» Job:
Print all of the data exactly as written.

» Records supplied:

— BEGIN —

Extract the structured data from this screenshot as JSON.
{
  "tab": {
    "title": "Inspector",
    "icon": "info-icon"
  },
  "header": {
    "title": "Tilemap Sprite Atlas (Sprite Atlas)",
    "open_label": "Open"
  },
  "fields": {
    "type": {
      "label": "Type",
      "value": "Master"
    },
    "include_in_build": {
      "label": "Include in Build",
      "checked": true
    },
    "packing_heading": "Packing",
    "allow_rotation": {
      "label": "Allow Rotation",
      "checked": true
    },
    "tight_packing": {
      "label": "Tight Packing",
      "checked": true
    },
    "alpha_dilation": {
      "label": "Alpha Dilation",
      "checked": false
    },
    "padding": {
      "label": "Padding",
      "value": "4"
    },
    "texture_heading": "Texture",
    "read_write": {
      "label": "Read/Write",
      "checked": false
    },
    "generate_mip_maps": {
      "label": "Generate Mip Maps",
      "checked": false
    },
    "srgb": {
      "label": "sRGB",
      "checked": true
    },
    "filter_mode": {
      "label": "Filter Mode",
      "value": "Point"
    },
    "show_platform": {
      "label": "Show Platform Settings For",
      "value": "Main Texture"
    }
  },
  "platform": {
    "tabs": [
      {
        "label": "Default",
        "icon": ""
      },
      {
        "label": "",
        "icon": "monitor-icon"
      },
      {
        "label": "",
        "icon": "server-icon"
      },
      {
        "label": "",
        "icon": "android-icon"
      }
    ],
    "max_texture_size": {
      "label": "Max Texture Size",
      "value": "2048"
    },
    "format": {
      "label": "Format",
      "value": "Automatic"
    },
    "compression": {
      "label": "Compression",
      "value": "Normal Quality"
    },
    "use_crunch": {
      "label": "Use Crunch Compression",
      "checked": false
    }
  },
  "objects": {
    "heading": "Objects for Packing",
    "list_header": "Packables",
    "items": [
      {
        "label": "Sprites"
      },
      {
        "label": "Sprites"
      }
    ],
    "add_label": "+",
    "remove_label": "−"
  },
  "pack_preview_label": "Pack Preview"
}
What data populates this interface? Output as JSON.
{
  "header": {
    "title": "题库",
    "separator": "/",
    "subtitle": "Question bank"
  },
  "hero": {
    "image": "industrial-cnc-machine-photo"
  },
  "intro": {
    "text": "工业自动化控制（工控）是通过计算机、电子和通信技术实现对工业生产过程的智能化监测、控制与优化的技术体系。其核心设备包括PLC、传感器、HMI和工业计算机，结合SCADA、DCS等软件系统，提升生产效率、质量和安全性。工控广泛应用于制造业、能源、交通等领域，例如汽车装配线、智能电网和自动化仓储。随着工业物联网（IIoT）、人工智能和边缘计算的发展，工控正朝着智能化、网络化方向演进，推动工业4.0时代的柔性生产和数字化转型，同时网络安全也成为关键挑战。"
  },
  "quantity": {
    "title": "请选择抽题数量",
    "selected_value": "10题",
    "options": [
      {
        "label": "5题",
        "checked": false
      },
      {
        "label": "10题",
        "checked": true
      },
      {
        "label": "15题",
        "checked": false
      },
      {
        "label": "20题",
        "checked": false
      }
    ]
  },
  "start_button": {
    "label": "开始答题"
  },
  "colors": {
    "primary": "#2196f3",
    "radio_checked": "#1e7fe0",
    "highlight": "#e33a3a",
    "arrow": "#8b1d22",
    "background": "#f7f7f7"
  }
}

— END —

» Answer:
Extract the structured data from this screenshot as JSON.
{
  "tab": {
    "title": "Inspector",
    "icon": "info-icon"
  },
  "header": {
    "title": "Tilemap Sprite Atlas (Sprite Atlas)",
    "open_label": "Open"
  },
  "fields": {
    "type": {
      "label": "Type",
      "value": "Master"
    },
    "include_in_build": {
      "label": "Include in Build",
      "checked": true
    },
    "packing_heading": "Packing",
    "allow_rotation": {
      "label": "Allow Rotation",
      "checked": true
    },
    "tight_packing": {
      "label": "Tight Packing",
      "checked": true
    },
    "alpha_dilation": {
      "label": "Alpha Dilation",
      "checked": false
    },
    "padding": {
      "label": "Padding",
      "value": "4"
    },
    "texture_heading": "Texture",
    "read_write": {
      "label": "Read/Write",
      "checked": false
    },
    "generate_mip_maps": {
      "label": "Generate Mip Maps",
      "checked": false
    },
    "srgb": {
      "label": "sRGB",
      "checked": true
    },
    "filter_mode": {
      "label": "Filter Mode",
      "value": "Point"
    },
    "show_platform": {
      "label": "Show Platform Settings For",
      "value": "Main Texture"
    }
  },
  "platform": {
    "tabs": [
      {
        "label": "Default",
        "icon": ""
      },
      {
        "label": "",
        "icon": "monitor-icon"
      },
      {
        "label": "",
        "icon": "server-icon"
      },
      {
        "label": "",
        "icon": "android-icon"
      }
    ],
    "max_texture_size": {
      "label": "Max Texture Size",
      "value": "2048"
    },
    "format": {
      "label": "Format",
      "value": "Automatic"
    },
    "compression": {
      "label": "Compression",
      "value": "Normal Quality"
    },
    "use_crunch": {
      "label": "Use Crunch Compression",
      "checked": false
    }
  },
  "objects": {
    "heading": "Objects for Packing",
    "list_header": "Packables",
    "items": [
      {
        "label": "Sprites"
      },
      {
        "label": "Sprites"
      }
    ],
    "add_label": "+",
    "remove_label": "−"
  },
  "pack_preview_label": "Pack Preview"
}
What data populates this interface? Output as JSON.
{
  "header": {
    "title": "题库",
    "separator": "/",
    "subtitle": "Question bank"
  },
  "hero": {
    "image": "industrial-cnc-machine-photo"
  },
  "intro": {
    "text": "工业自动化控制（工控）是通过计算机、电子和通信技术实现对工业生产过程的智能化监测、控制与优化的技术体系。其核心设备包括PLC、传感器、HMI和工业计算机，结合SCADA、DCS等软件系统，提升生产效率、质量和安全性。工控广泛应用于制造业、能源、交通等领域，例如汽车装配线、智能电网和自动化仓储。随着工业物联网（IIoT）、人工智能和边缘计算的发展，工控正朝着智能化、网络化方向演进，推动工业4.0时代的柔性生产和数字化转型，同时网络安全也成为关键挑战。"
  },
  "quantity": {
    "title": "请选择抽题数量",
    "selected_value": "10题",
    "options": [
      {
        "label": "5题",
        "checked": false
      },
      {
        "label": "10题",
        "checked": true
      },
      {
        "label": "15题",
        "checked": false
      },
      {
        "label": "20题",
        "checked": false
      }
    ]
  },
  "start_button": {
    "label": "开始答题"
  },
  "colors": {
    "primary": "#2196f3",
    "radio_checked": "#1e7fe0",
    "highlight": "#e33a3a",
    "arrow": "#8b1d22",
    "background": "#f7f7f7"
  }
}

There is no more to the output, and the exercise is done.